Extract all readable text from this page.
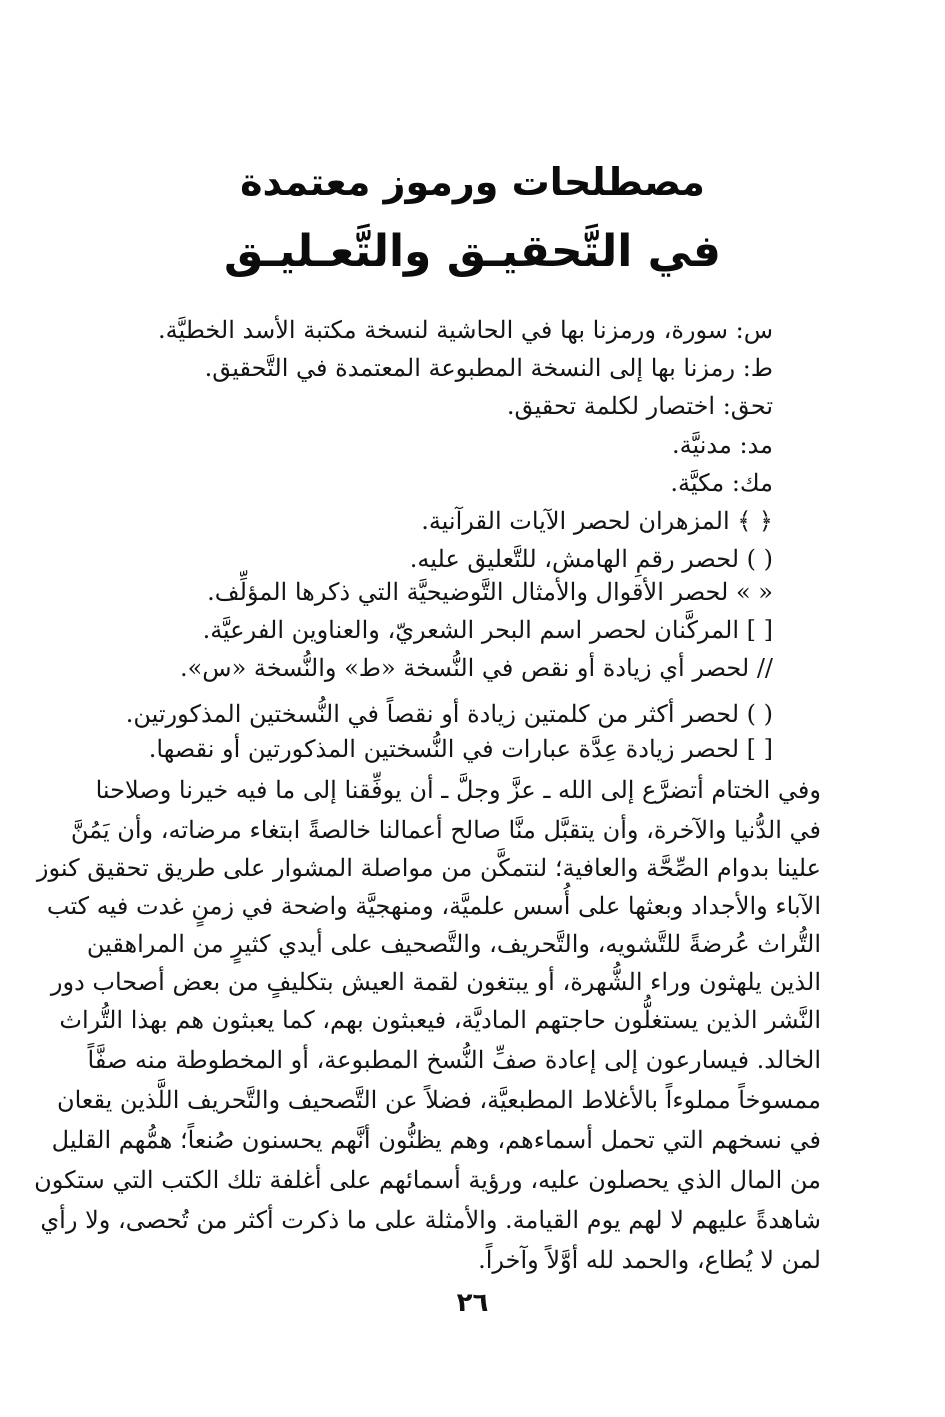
مصطلحات ورموز معتمدة
في التَّحقيـق والتَّعـليـق
س: سورة، ورمزنا بها في الحاشية لنسخة مكتبة الأسد الخطيَّة.
ط: رمزنا بها إلى النسخة المطبوعة المعتمدة في التَّحقيق.
تحق: اختصار لكلمة تحقيق.
مد: مدنيَّة.
مك: مكيَّة.
﴿ ﴾ المزهران لحصر الآيات القرآنية.
( ) لحصر رقمِ الهامش، للتَّعليق عليه.
« » لحصر الأقوال والأمثال التَّوضيحيَّة التي ذكرها المؤلِّف.
[ ] المركَّنان لحصر اسم البحر الشعريّ، والعناوين الفرعيَّة.
// لحصر أي زيادة أو نقص في النُّسخة «ط» والنُّسخة «س».
( ) لحصر أكثر من كلمتين زيادة أو نقصاً في النُّسختين المذكورتين.
[ ] لحصر زيادة عِدَّة عبارات في النُّسختين المذكورتين أو نقصها.
وفي الختام أتضرَّع إلى الله ـ عزَّ وجلَّ ـ أن يوفِّقنا إلى ما فيه خيرنا وصلاحنا
في الدُّنيا والآخرة، وأن يتقبَّل منَّا صالح أعمالنا خالصةً ابتغاء مرضاته، وأن يَمُنَّ
علينا بدوام الصِّحَّة والعافية؛ لنتمكَّن من مواصلة المشوار على طريق تحقيق كنوز
الآباء والأجداد وبعثها على أُسس علميَّة، ومنهجيَّة واضحة في زمنٍ غدت فيه كتب
التُّراث عُرضةً للتَّشويه، والتَّحريف، والتَّصحيف على أيدي كثيرٍ من المراهقين
الذين يلهثون وراء الشُّهرة، أو يبتغون لقمة العيش بتكليفٍ من بعض أصحاب دور
النَّشر الذين يستغلُّون حاجتهم الماديَّة، فيعبثون بهم، كما يعبثون هم بهذا التُّراث
الخالد. فيسارعون إلى إعادة صفِّ النُّسخ المطبوعة، أو المخطوطة منه صفَّاً
ممسوخاً مملوءاً بالأغلاط المطبعيَّة، فضلاً عن التَّصحيف والتَّحريف اللَّذين يقعان
في نسخهم التي تحمل أسماءهم، وهم يظنُّون أنَّهم يحسنون صُنعاً؛ همُّهم القليل
من المال الذي يحصلون عليه، ورؤية أسمائهم على أغلفة تلك الكتب التي ستكون
شاهدةً عليهم لا لهم يوم القيامة. والأمثلة على ما ذكرت أكثر من تُحصى، ولا رأي
لمن لا يُطاع، والحمد لله أوَّلاً وآخراً.
٢٦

# Objective
Single out each line of the records above with the string "سختين" in it, and copy it.

# Finished answer
( ) لحصر أكثر من كلمتين زيادة أو نقصاً في النُّسختين المذكورتين.
[ ] لحصر زيادة عِدَّة عبارات في النُّسختين المذكورتين أو نقصها.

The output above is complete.